• [Material]:
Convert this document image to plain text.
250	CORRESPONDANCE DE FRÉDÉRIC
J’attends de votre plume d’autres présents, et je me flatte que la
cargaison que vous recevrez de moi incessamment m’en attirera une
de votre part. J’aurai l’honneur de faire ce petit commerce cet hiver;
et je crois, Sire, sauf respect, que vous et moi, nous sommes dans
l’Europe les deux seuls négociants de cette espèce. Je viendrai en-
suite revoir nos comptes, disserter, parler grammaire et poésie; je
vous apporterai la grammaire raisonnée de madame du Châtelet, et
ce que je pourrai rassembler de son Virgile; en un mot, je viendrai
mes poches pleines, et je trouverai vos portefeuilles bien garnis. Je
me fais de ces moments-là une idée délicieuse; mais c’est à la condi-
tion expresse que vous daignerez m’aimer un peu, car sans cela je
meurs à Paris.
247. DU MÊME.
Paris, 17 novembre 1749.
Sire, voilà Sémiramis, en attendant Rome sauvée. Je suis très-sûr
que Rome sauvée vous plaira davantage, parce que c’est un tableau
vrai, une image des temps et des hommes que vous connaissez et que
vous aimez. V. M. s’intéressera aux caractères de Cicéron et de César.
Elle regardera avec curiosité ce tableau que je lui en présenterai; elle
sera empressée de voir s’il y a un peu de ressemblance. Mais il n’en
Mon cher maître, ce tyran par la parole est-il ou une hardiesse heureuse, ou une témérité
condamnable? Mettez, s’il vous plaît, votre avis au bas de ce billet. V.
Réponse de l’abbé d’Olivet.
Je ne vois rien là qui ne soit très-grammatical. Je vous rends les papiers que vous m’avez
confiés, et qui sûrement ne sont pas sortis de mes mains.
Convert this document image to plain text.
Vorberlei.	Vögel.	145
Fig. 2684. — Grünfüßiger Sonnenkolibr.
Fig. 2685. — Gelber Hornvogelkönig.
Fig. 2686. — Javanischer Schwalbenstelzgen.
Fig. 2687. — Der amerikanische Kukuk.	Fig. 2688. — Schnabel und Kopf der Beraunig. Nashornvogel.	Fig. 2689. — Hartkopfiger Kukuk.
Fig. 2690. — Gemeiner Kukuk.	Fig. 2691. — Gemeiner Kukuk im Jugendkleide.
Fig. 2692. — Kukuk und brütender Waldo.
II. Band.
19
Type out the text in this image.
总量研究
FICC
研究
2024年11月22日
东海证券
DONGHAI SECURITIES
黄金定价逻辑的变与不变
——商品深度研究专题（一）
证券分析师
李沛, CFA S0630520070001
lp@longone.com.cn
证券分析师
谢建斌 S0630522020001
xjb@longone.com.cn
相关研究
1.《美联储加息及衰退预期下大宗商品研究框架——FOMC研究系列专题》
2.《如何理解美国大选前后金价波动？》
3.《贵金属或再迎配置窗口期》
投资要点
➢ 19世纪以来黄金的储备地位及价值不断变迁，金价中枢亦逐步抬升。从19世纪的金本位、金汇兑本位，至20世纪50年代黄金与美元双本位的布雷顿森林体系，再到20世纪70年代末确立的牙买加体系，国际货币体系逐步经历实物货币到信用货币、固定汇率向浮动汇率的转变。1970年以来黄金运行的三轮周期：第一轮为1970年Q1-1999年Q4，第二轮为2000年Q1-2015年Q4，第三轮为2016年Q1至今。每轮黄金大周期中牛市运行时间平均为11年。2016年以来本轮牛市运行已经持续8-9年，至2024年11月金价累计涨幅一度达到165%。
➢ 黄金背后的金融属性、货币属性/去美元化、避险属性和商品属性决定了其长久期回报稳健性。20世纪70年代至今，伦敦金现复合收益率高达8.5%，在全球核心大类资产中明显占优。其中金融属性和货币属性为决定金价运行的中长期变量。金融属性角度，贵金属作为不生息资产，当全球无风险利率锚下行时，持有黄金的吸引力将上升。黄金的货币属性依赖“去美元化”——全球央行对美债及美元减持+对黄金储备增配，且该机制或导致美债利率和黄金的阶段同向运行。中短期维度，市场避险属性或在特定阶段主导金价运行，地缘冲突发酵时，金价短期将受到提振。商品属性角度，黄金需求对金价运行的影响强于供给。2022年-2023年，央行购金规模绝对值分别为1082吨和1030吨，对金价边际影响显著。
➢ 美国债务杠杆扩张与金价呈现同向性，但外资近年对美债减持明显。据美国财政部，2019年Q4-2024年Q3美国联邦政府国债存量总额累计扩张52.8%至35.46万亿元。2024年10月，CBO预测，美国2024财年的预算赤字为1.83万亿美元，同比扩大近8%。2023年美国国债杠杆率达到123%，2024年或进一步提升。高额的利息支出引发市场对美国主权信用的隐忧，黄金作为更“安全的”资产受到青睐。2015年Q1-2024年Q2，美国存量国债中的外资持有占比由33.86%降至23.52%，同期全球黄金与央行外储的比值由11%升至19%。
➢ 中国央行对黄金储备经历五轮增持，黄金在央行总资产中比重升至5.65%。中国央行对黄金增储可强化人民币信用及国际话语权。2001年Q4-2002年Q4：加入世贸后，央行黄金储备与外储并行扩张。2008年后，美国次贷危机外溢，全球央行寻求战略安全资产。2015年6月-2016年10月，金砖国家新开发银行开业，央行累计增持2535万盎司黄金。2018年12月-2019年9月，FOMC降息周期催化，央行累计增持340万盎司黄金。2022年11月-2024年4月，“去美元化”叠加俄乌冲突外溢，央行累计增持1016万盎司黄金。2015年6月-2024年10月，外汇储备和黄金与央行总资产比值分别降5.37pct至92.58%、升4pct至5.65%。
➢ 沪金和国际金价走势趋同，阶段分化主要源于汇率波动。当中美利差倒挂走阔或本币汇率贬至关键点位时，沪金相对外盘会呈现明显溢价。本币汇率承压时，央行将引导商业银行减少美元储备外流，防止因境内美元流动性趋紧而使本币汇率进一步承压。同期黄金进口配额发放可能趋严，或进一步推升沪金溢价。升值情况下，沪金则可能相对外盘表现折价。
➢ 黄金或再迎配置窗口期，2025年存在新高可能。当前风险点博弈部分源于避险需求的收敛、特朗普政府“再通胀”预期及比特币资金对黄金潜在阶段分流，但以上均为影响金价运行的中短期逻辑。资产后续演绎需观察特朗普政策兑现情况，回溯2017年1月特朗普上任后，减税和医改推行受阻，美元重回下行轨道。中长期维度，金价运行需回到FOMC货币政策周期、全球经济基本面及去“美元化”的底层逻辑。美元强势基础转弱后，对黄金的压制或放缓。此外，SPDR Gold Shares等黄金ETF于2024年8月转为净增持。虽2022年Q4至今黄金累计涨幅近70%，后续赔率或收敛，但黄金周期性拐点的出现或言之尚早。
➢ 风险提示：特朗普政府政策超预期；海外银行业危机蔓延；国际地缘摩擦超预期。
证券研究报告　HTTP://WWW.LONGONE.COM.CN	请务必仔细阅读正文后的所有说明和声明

• [Given exercise]: Wherever a line in the data above holds "Sire", copy that line.

• [Full output]:
et je crois, Sire, sauf respect, que vous et moi, nous sommes dans
Sire, voilà Sémiramis, en attendant Rome sauvée. Je suis très-sûr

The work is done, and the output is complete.